## start Rows

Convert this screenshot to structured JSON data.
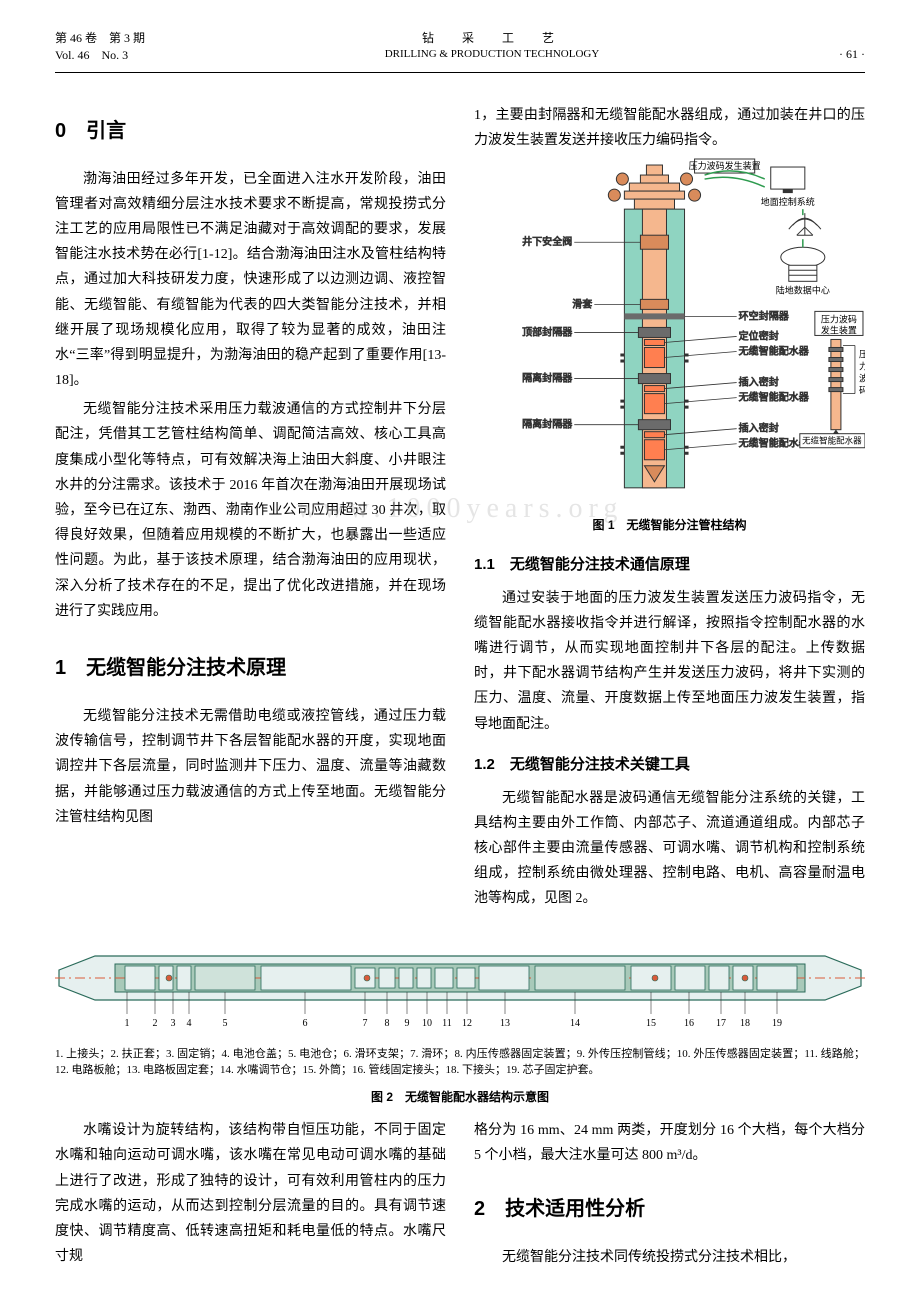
{
  "header": {
    "vol_cn": "第 46 卷　第 3 期",
    "vol_en": "Vol. 46　No. 3",
    "title_cn": "钻　采　工　艺",
    "title_en": "DRILLING & PRODUCTION TECHNOLOGY",
    "page": "· 61 ·"
  },
  "sec0": {
    "heading": "0　引言",
    "p1": "渤海油田经过多年开发，已全面进入注水开发阶段，油田管理者对高效精细分层注水技术要求不断提高，常规投捞式分注工艺的应用局限性已不满足油藏对于高效调配的要求，发展智能注水技术势在必行[1-12]。结合渤海油田注水及管柱结构特点，通过加大科技研发力度，快速形成了以边测边调、液控智能、无缆智能、有缆智能为代表的四大类智能分注技术，并相继开展了现场规模化应用，取得了较为显著的成效，油田注水“三率”得到明显提升，为渤海油田的稳产起到了重要作用[13-18]。",
    "p2": "无缆智能分注技术采用压力载波通信的方式控制井下分层配注，凭借其工艺管柱结构简单、调配简洁高效、核心工具高度集成小型化等特点，可有效解决海上油田大斜度、小井眼注水井的分注需求。该技术于 2016 年首次在渤海油田开展现场试验，至今已在辽东、渤西、渤南作业公司应用超过 30 井次，取得良好效果，但随着应用规模的不断扩大，也暴露出一些适应性问题。为此，基于该技术原理，结合渤海油田的应用现状，深入分析了技术存在的不足，提出了优化改进措施，并在现场进行了实践应用。"
  },
  "sec1": {
    "heading": "1　无缆智能分注技术原理",
    "p1": "无缆智能分注技术无需借助电缆或液控管线，通过压力载波传输信号，控制调节井下各层智能配水器的开度，实现地面调控井下各层流量，同时监测井下压力、温度、流量等油藏数据，并能够通过压力载波通信的方式上传至地面。无缆智能分注管柱结构见图",
    "cont": "1，主要由封隔器和无缆智能配水器组成，通过加装在井口的压力波发生装置发送并接收压力编码指令。",
    "sub1": "1.1　无缆智能分注技术通信原理",
    "sub1_p": "通过安装于地面的压力波发生装置发送压力波码指令，无缆智能配水器接收指令并进行解译，按照指令控制配水器的水嘴进行调节，从而实现地面控制井下各层的配注。上传数据时，井下配水器调节结构产生并发送压力波码，将井下实测的压力、温度、流量、开度数据上传至地面压力波发生装置，指导地面配注。",
    "sub2": "1.2　无缆智能分注技术关键工具",
    "sub2_p": "无缆智能配水器是波码通信无缆智能分注系统的关键，工具结构主要由外工作筒、内部芯子、流道通道组成。内部芯子核心部件主要由流量传感器、可调水嘴、调节机构和控制系统组成，控制系统由微处理器、控制电路、电机、高容量耐温电池等构成，见图 2。"
  },
  "fig1": {
    "caption": "图 1　无缆智能分注管柱结构",
    "labels": {
      "l1": "压力波码发生装置",
      "l2": "地面控制系统",
      "l3": "井下安全阀",
      "l4": "陆地数据中心",
      "l5": "滑套",
      "l6": "环空封隔器",
      "l7": "顶部封隔器",
      "l8": "定位密封",
      "l9": "无缆智能配水器",
      "l10": "隔离封隔器",
      "l11": "插入密封",
      "l12": "无缆智能配水器",
      "l13": "隔离封隔器",
      "l14": "插入密封",
      "l15": "无缆智能配水器",
      "r1": "压力波码",
      "r2": "发生装置",
      "r3": "压力波码",
      "r4": "无缆智能配水器"
    },
    "colors": {
      "casing": "#f5b78e",
      "casing_dark": "#d98b5b",
      "tool": "#ff7f50",
      "fluid": "#8fd4c1",
      "valve": "#6b6b6b",
      "line": "#333333",
      "box_border": "#333333",
      "signal": "#2e9b4f"
    }
  },
  "fig2": {
    "caption": "图 2　无缆智能配水器结构示意图",
    "note": "1. 上接头；2. 扶正套；3. 固定销；4. 电池仓盖；5. 电池仓；6. 滑环支架；7. 滑环；8. 内压传感器固定装置；9. 外传压控制管线；10. 外压传感器固定装置；11. 线路舱；12. 电路板舱；13. 电路板固定套；14. 水嘴调节仓；15. 外筒；16. 管线固定接头；18. 下接头；19. 芯子固定护套。",
    "numbers": [
      "1",
      "2",
      "3",
      "4",
      "5",
      "6",
      "7",
      "8",
      "9",
      "10",
      "11",
      "12",
      "13",
      "14",
      "15",
      "16",
      "17",
      "18",
      "19"
    ],
    "colors": {
      "body": "#e6f0ef",
      "inner": "#a8c9b9",
      "stroke": "#2a6b5a",
      "accent": "#d95b3a",
      "centerline": "#d95b3a"
    }
  },
  "after_fig2": {
    "left_p": "水嘴设计为旋转结构，该结构带自恒压功能，不同于固定水嘴和轴向运动可调水嘴，该水嘴在常见电动可调水嘴的基础上进行了改进，形成了独特的设计，可有效利用管柱内的压力完成水嘴的运动，从而达到控制分层流量的目的。具有调节速度快、调节精度高、低转速高扭矩和耗电量低的特点。水嘴尺寸规",
    "right_p1": "格分为 16 mm、24 mm 两类，开度划分 16 个大档，每个大档分 5 个小档，最大注水量可达 800 m³/d。",
    "sec2": "2　技术适用性分析",
    "right_p2": "无缆智能分注技术同传统投捞式分注技术相比，"
  },
  "watermark": "www.1000years.org"
}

## end Rows

• _Problem_
Set each line of the records down exactly, leaving every picture out.

• _Completed exercise_
Convert this screenshot to structured JSON data.
{
  "header": {
    "vol_cn": "第 46 卷　第 3 期",
    "vol_en": "Vol. 46　No. 3",
    "title_cn": "钻　采　工　艺",
    "title_en": "DRILLING & PRODUCTION TECHNOLOGY",
    "page": "· 61 ·"
  },
  "sec0": {
    "heading": "0　引言",
    "p1": "渤海油田经过多年开发，已全面进入注水开发阶段，油田管理者对高效精细分层注水技术要求不断提高，常规投捞式分注工艺的应用局限性已不满足油藏对于高效调配的要求，发展智能注水技术势在必行[1-12]。结合渤海油田注水及管柱结构特点，通过加大科技研发力度，快速形成了以边测边调、液控智能、无缆智能、有缆智能为代表的四大类智能分注技术，并相继开展了现场规模化应用，取得了较为显著的成效，油田注水“三率”得到明显提升，为渤海油田的稳产起到了重要作用[13-18]。",
    "p2": "无缆智能分注技术采用压力载波通信的方式控制井下分层配注，凭借其工艺管柱结构简单、调配简洁高效、核心工具高度集成小型化等特点，可有效解决海上油田大斜度、小井眼注水井的分注需求。该技术于 2016 年首次在渤海油田开展现场试验，至今已在辽东、渤西、渤南作业公司应用超过 30 井次，取得良好效果，但随着应用规模的不断扩大，也暴露出一些适应性问题。为此，基于该技术原理，结合渤海油田的应用现状，深入分析了技术存在的不足，提出了优化改进措施，并在现场进行了实践应用。"
  },
  "sec1": {
    "heading": "1　无缆智能分注技术原理",
    "p1": "无缆智能分注技术无需借助电缆或液控管线，通过压力载波传输信号，控制调节井下各层智能配水器的开度，实现地面调控井下各层流量，同时监测井下压力、温度、流量等油藏数据，并能够通过压力载波通信的方式上传至地面。无缆智能分注管柱结构见图",
    "cont": "1，主要由封隔器和无缆智能配水器组成，通过加装在井口的压力波发生装置发送并接收压力编码指令。",
    "sub1": "1.1　无缆智能分注技术通信原理",
    "sub1_p": "通过安装于地面的压力波发生装置发送压力波码指令，无缆智能配水器接收指令并进行解译，按照指令控制配水器的水嘴进行调节，从而实现地面控制井下各层的配注。上传数据时，井下配水器调节结构产生并发送压力波码，将井下实测的压力、温度、流量、开度数据上传至地面压力波发生装置，指导地面配注。",
    "sub2": "1.2　无缆智能分注技术关键工具",
    "sub2_p": "无缆智能配水器是波码通信无缆智能分注系统的关键，工具结构主要由外工作筒、内部芯子、流道通道组成。内部芯子核心部件主要由流量传感器、可调水嘴、调节机构和控制系统组成，控制系统由微处理器、控制电路、电机、高容量耐温电池等构成，见图 2。"
  },
  "fig1": {
    "caption": "图 1　无缆智能分注管柱结构",
    "labels": {
      "l1": "压力波码发生装置",
      "l2": "地面控制系统",
      "l3": "井下安全阀",
      "l4": "陆地数据中心",
      "l5": "滑套",
      "l6": "环空封隔器",
      "l7": "顶部封隔器",
      "l8": "定位密封",
      "l9": "无缆智能配水器",
      "l10": "隔离封隔器",
      "l11": "插入密封",
      "l12": "无缆智能配水器",
      "l13": "隔离封隔器",
      "l14": "插入密封",
      "l15": "无缆智能配水器",
      "r1": "压力波码",
      "r2": "发生装置",
      "r3": "压力波码",
      "r4": "无缆智能配水器"
    },
    "colors": {
      "casing": "#f5b78e",
      "casing_dark": "#d98b5b",
      "tool": "#ff7f50",
      "fluid": "#8fd4c1",
      "valve": "#6b6b6b",
      "line": "#333333",
      "box_border": "#333333",
      "signal": "#2e9b4f"
    }
  },
  "fig2": {
    "caption": "图 2　无缆智能配水器结构示意图",
    "note": "1. 上接头；2. 扶正套；3. 固定销；4. 电池仓盖；5. 电池仓；6. 滑环支架；7. 滑环；8. 内压传感器固定装置；9. 外传压控制管线；10. 外压传感器固定装置；11. 线路舱；12. 电路板舱；13. 电路板固定套；14. 水嘴调节仓；15. 外筒；16. 管线固定接头；18. 下接头；19. 芯子固定护套。",
    "numbers": [
      "1",
      "2",
      "3",
      "4",
      "5",
      "6",
      "7",
      "8",
      "9",
      "10",
      "11",
      "12",
      "13",
      "14",
      "15",
      "16",
      "17",
      "18",
      "19"
    ],
    "colors": {
      "body": "#e6f0ef",
      "inner": "#a8c9b9",
      "stroke": "#2a6b5a",
      "accent": "#d95b3a",
      "centerline": "#d95b3a"
    }
  },
  "after_fig2": {
    "left_p": "水嘴设计为旋转结构，该结构带自恒压功能，不同于固定水嘴和轴向运动可调水嘴，该水嘴在常见电动可调水嘴的基础上进行了改进，形成了独特的设计，可有效利用管柱内的压力完成水嘴的运动，从而达到控制分层流量的目的。具有调节速度快、调节精度高、低转速高扭矩和耗电量低的特点。水嘴尺寸规",
    "right_p1": "格分为 16 mm、24 mm 两类，开度划分 16 个大档，每个大档分 5 个小档，最大注水量可达 800 m³/d。",
    "sec2": "2　技术适用性分析",
    "right_p2": "无缆智能分注技术同传统投捞式分注技术相比，"
  },
  "watermark": "www.1000years.org"
}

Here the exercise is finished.